====== Data provided

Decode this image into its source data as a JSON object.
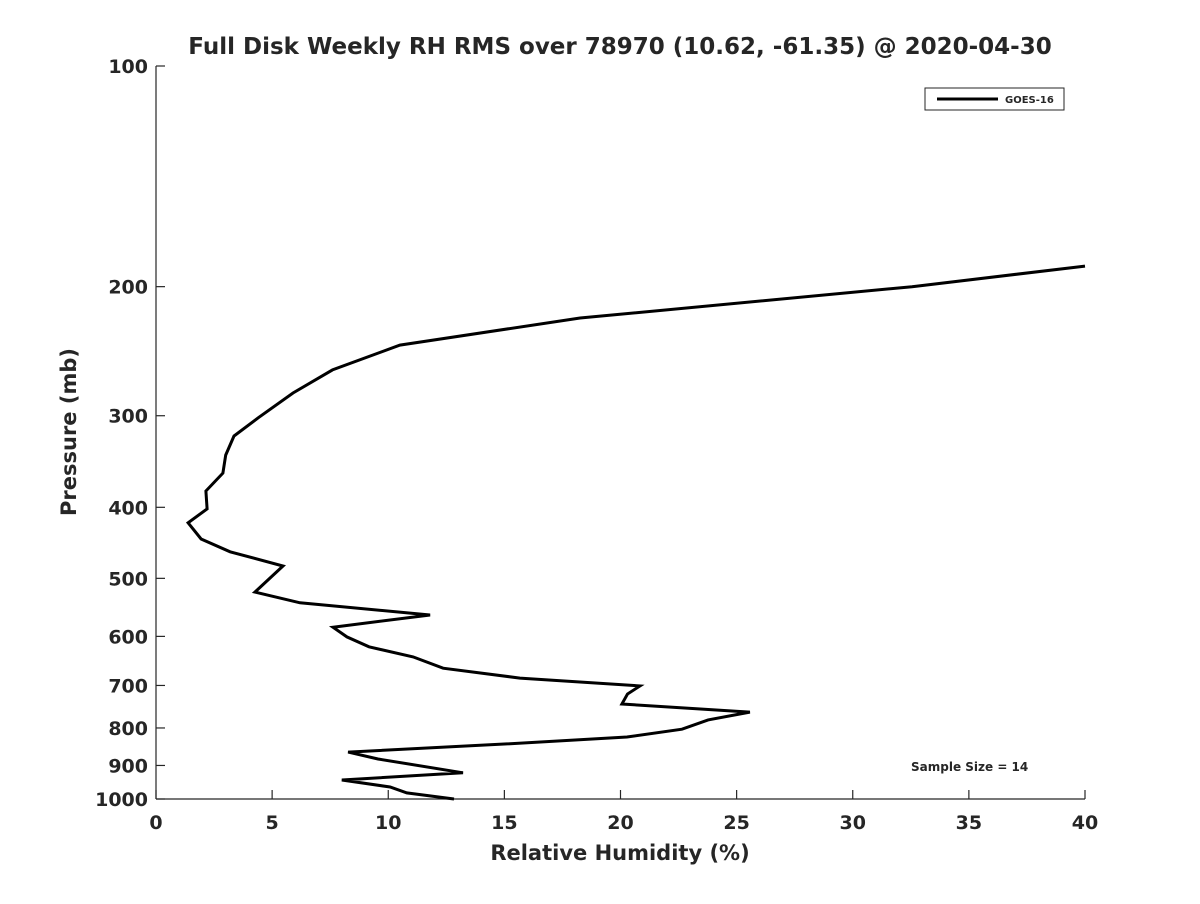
{
  "chart_data": {
    "type": "line",
    "title": "Full Disk Weekly RH RMS over 78970 (10.62, -61.35) @ 2020-04-30",
    "xlabel": "Relative Humidity (%)",
    "ylabel": "Pressure (mb)",
    "xlim": [
      0,
      40
    ],
    "ylim": [
      100,
      1000
    ],
    "yscale": "log",
    "yreversed": true,
    "grid": false,
    "xticks": [
      0,
      5,
      10,
      15,
      20,
      25,
      30,
      35,
      40
    ],
    "yticks": [
      100,
      200,
      300,
      400,
      500,
      600,
      700,
      800,
      900,
      1000
    ],
    "legend": {
      "placement": "top-right",
      "entries": [
        "GOES-16"
      ]
    },
    "annotation": "Sample Size = 14",
    "series": [
      {
        "name": "GOES-16",
        "color": "#000000",
        "x": [
          40,
          32.55,
          18.26,
          10.5,
          7.6,
          5.9,
          4.4,
          3.36,
          3.0,
          2.88,
          2.15,
          2.2,
          1.38,
          1.94,
          3.19,
          5.47,
          4.26,
          6.2,
          11.8,
          7.62,
          8.22,
          9.17,
          11.07,
          12.36,
          15.67,
          20.84,
          20.3,
          20.06,
          25.57,
          23.77,
          22.65,
          20.28,
          15.11,
          8.27,
          9.56,
          13.22,
          8.0,
          10.08,
          10.8,
          12.83
        ],
        "y": [
          187.5,
          200,
          220.7,
          240.3,
          259.8,
          279.3,
          302,
          319.7,
          339.5,
          359.2,
          380,
          402,
          420,
          441.8,
          460,
          481,
          522,
          540,
          561,
          583,
          601,
          620,
          640,
          663,
          684,
          701,
          719,
          742,
          761,
          780,
          803,
          823,
          841,
          863,
          882,
          921,
          942,
          963,
          981,
          1000
        ]
      }
    ]
  }
}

============

▶ **What to do**
Do not copy the pictures, but repeat every line exactly.

▶ **Task output**
Decode this image into its source data as a JSON object.
{
  "chart_data": {
    "type": "line",
    "title": "Full Disk Weekly RH RMS over 78970 (10.62, -61.35) @ 2020-04-30",
    "xlabel": "Relative Humidity (%)",
    "ylabel": "Pressure (mb)",
    "xlim": [
      0,
      40
    ],
    "ylim": [
      100,
      1000
    ],
    "yscale": "log",
    "yreversed": true,
    "grid": false,
    "xticks": [
      0,
      5,
      10,
      15,
      20,
      25,
      30,
      35,
      40
    ],
    "yticks": [
      100,
      200,
      300,
      400,
      500,
      600,
      700,
      800,
      900,
      1000
    ],
    "legend": {
      "placement": "top-right",
      "entries": [
        "GOES-16"
      ]
    },
    "annotation": "Sample Size = 14",
    "series": [
      {
        "name": "GOES-16",
        "color": "#000000",
        "x": [
          40,
          32.55,
          18.26,
          10.5,
          7.6,
          5.9,
          4.4,
          3.36,
          3.0,
          2.88,
          2.15,
          2.2,
          1.38,
          1.94,
          3.19,
          5.47,
          4.26,
          6.2,
          11.8,
          7.62,
          8.22,
          9.17,
          11.07,
          12.36,
          15.67,
          20.84,
          20.3,
          20.06,
          25.57,
          23.77,
          22.65,
          20.28,
          15.11,
          8.27,
          9.56,
          13.22,
          8.0,
          10.08,
          10.8,
          12.83
        ],
        "y": [
          187.5,
          200,
          220.7,
          240.3,
          259.8,
          279.3,
          302,
          319.7,
          339.5,
          359.2,
          380,
          402,
          420,
          441.8,
          460,
          481,
          522,
          540,
          561,
          583,
          601,
          620,
          640,
          663,
          684,
          701,
          719,
          742,
          761,
          780,
          803,
          823,
          841,
          863,
          882,
          921,
          942,
          963,
          981,
          1000
        ]
      }
    ]
  }
}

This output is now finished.